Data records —
*****

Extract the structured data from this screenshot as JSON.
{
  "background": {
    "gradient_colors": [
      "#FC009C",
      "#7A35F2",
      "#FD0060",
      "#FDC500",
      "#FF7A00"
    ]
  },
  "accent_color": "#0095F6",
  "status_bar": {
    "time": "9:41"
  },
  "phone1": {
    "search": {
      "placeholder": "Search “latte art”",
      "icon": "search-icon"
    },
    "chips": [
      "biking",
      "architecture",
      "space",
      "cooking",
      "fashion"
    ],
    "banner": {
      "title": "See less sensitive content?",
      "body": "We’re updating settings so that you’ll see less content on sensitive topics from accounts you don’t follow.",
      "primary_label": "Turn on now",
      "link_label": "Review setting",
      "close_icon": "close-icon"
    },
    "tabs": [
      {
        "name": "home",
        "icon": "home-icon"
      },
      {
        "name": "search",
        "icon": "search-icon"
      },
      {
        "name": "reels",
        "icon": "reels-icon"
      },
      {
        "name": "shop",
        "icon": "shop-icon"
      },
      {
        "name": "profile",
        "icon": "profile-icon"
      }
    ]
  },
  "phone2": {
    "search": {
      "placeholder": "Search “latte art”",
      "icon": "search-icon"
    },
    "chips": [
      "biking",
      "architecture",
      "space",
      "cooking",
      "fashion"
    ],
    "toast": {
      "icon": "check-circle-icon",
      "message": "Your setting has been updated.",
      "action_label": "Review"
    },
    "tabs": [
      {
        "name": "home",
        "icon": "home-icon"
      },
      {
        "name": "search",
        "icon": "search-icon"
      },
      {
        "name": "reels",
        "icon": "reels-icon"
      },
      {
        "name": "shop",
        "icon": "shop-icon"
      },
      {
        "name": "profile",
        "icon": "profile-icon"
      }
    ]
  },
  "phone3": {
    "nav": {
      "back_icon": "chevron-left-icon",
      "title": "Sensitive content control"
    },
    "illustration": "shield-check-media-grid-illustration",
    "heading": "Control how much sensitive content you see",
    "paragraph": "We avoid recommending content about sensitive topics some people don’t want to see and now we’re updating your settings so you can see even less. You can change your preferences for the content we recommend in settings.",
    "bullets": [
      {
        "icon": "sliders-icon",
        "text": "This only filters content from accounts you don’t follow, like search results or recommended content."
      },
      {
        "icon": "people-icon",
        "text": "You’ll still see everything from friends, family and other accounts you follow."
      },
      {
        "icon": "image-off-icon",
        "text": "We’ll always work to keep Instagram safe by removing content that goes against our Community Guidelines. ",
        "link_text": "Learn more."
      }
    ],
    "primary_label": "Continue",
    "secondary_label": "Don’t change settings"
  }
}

*****

Using the material above, print every entry exactly as written.

Answer to this task —
Extract the structured data from this screenshot as JSON.
{
  "background": {
    "gradient_colors": [
      "#FC009C",
      "#7A35F2",
      "#FD0060",
      "#FDC500",
      "#FF7A00"
    ]
  },
  "accent_color": "#0095F6",
  "status_bar": {
    "time": "9:41"
  },
  "phone1": {
    "search": {
      "placeholder": "Search “latte art”",
      "icon": "search-icon"
    },
    "chips": [
      "biking",
      "architecture",
      "space",
      "cooking",
      "fashion"
    ],
    "banner": {
      "title": "See less sensitive content?",
      "body": "We’re updating settings so that you’ll see less content on sensitive topics from accounts you don’t follow.",
      "primary_label": "Turn on now",
      "link_label": "Review setting",
      "close_icon": "close-icon"
    },
    "tabs": [
      {
        "name": "home",
        "icon": "home-icon"
      },
      {
        "name": "search",
        "icon": "search-icon"
      },
      {
        "name": "reels",
        "icon": "reels-icon"
      },
      {
        "name": "shop",
        "icon": "shop-icon"
      },
      {
        "name": "profile",
        "icon": "profile-icon"
      }
    ]
  },
  "phone2": {
    "search": {
      "placeholder": "Search “latte art”",
      "icon": "search-icon"
    },
    "chips": [
      "biking",
      "architecture",
      "space",
      "cooking",
      "fashion"
    ],
    "toast": {
      "icon": "check-circle-icon",
      "message": "Your setting has been updated.",
      "action_label": "Review"
    },
    "tabs": [
      {
        "name": "home",
        "icon": "home-icon"
      },
      {
        "name": "search",
        "icon": "search-icon"
      },
      {
        "name": "reels",
        "icon": "reels-icon"
      },
      {
        "name": "shop",
        "icon": "shop-icon"
      },
      {
        "name": "profile",
        "icon": "profile-icon"
      }
    ]
  },
  "phone3": {
    "nav": {
      "back_icon": "chevron-left-icon",
      "title": "Sensitive content control"
    },
    "illustration": "shield-check-media-grid-illustration",
    "heading": "Control how much sensitive content you see",
    "paragraph": "We avoid recommending content about sensitive topics some people don’t want to see and now we’re updating your settings so you can see even less. You can change your preferences for the content we recommend in settings.",
    "bullets": [
      {
        "icon": "sliders-icon",
        "text": "This only filters content from accounts you don’t follow, like search results or recommended content."
      },
      {
        "icon": "people-icon",
        "text": "You’ll still see everything from friends, family and other accounts you follow."
      },
      {
        "icon": "image-off-icon",
        "text": "We’ll always work to keep Instagram safe by removing content that goes against our Community Guidelines. ",
        "link_text": "Learn more."
      }
    ],
    "primary_label": "Continue",
    "secondary_label": "Don’t change settings"
  }
}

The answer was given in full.